TASK TO CARRY OUT
Quote the listing below in full and exactly as written, but omit every picture.

EXCERPTED DATA
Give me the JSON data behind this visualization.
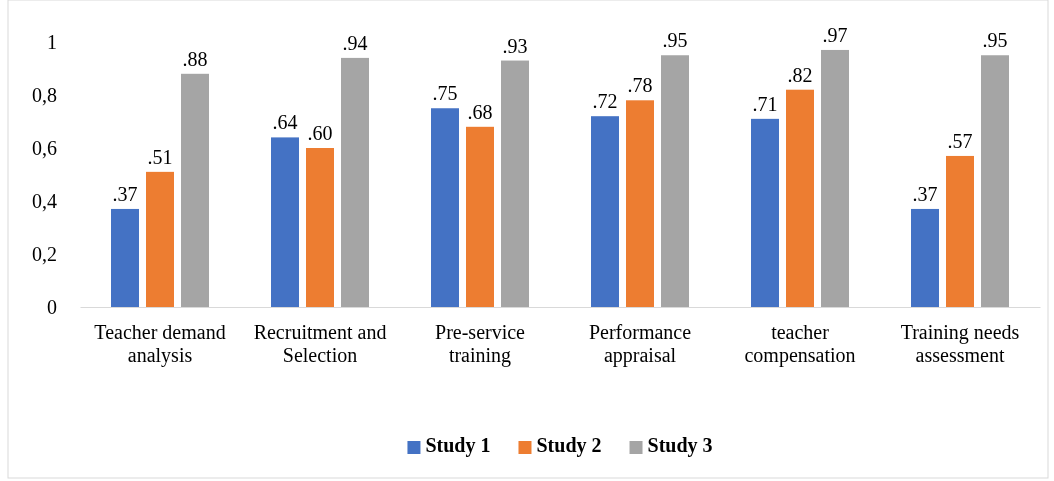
{
  "chart_data": {
    "type": "bar",
    "categories": [
      "Teacher demand analysis",
      "Recruitment and Selection",
      "Pre-service training",
      "Performance appraisal",
      "teacher compensation",
      "Training needs assessment"
    ],
    "series": [
      {
        "name": "Study 1",
        "color": "#4472c4",
        "values": [
          0.37,
          0.64,
          0.75,
          0.72,
          0.71,
          0.37
        ],
        "value_labels": [
          ".37",
          ".64",
          ".75",
          ".72",
          ".71",
          ".37"
        ]
      },
      {
        "name": "Study 2",
        "color": "#ed7d31",
        "values": [
          0.51,
          0.6,
          0.68,
          0.78,
          0.82,
          0.57
        ],
        "value_labels": [
          ".51",
          ".60",
          ".68",
          ".78",
          ".82",
          ".57"
        ]
      },
      {
        "name": "Study 3",
        "color": "#a5a5a5",
        "values": [
          0.88,
          0.94,
          0.93,
          0.95,
          0.97,
          0.95
        ],
        "value_labels": [
          ".88",
          ".94",
          ".93",
          ".95",
          ".97",
          ".95"
        ]
      }
    ],
    "ylim": [
      0,
      1
    ],
    "yticks": [
      0,
      {
        "value": 0.2,
        "label": "0,2"
      },
      {
        "value": 0.4,
        "label": "0,4"
      },
      {
        "value": 0.6,
        "label": "0,6"
      },
      {
        "value": 0.8,
        "label": "0,8"
      },
      1
    ],
    "grid": false,
    "legend": "bottom"
  }
}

FINAL ANSWER
Give me the JSON data behind this visualization.
{
  "chart_data": {
    "type": "bar",
    "categories": [
      "Teacher demand analysis",
      "Recruitment and Selection",
      "Pre-service training",
      "Performance appraisal",
      "teacher compensation",
      "Training needs assessment"
    ],
    "series": [
      {
        "name": "Study 1",
        "color": "#4472c4",
        "values": [
          0.37,
          0.64,
          0.75,
          0.72,
          0.71,
          0.37
        ],
        "value_labels": [
          ".37",
          ".64",
          ".75",
          ".72",
          ".71",
          ".37"
        ]
      },
      {
        "name": "Study 2",
        "color": "#ed7d31",
        "values": [
          0.51,
          0.6,
          0.68,
          0.78,
          0.82,
          0.57
        ],
        "value_labels": [
          ".51",
          ".60",
          ".68",
          ".78",
          ".82",
          ".57"
        ]
      },
      {
        "name": "Study 3",
        "color": "#a5a5a5",
        "values": [
          0.88,
          0.94,
          0.93,
          0.95,
          0.97,
          0.95
        ],
        "value_labels": [
          ".88",
          ".94",
          ".93",
          ".95",
          ".97",
          ".95"
        ]
      }
    ],
    "ylim": [
      0,
      1
    ],
    "yticks": [
      0,
      {
        "value": 0.2,
        "label": "0,2"
      },
      {
        "value": 0.4,
        "label": "0,4"
      },
      {
        "value": 0.6,
        "label": "0,6"
      },
      {
        "value": 0.8,
        "label": "0,8"
      },
      1
    ],
    "grid": false,
    "legend": "bottom"
  }
}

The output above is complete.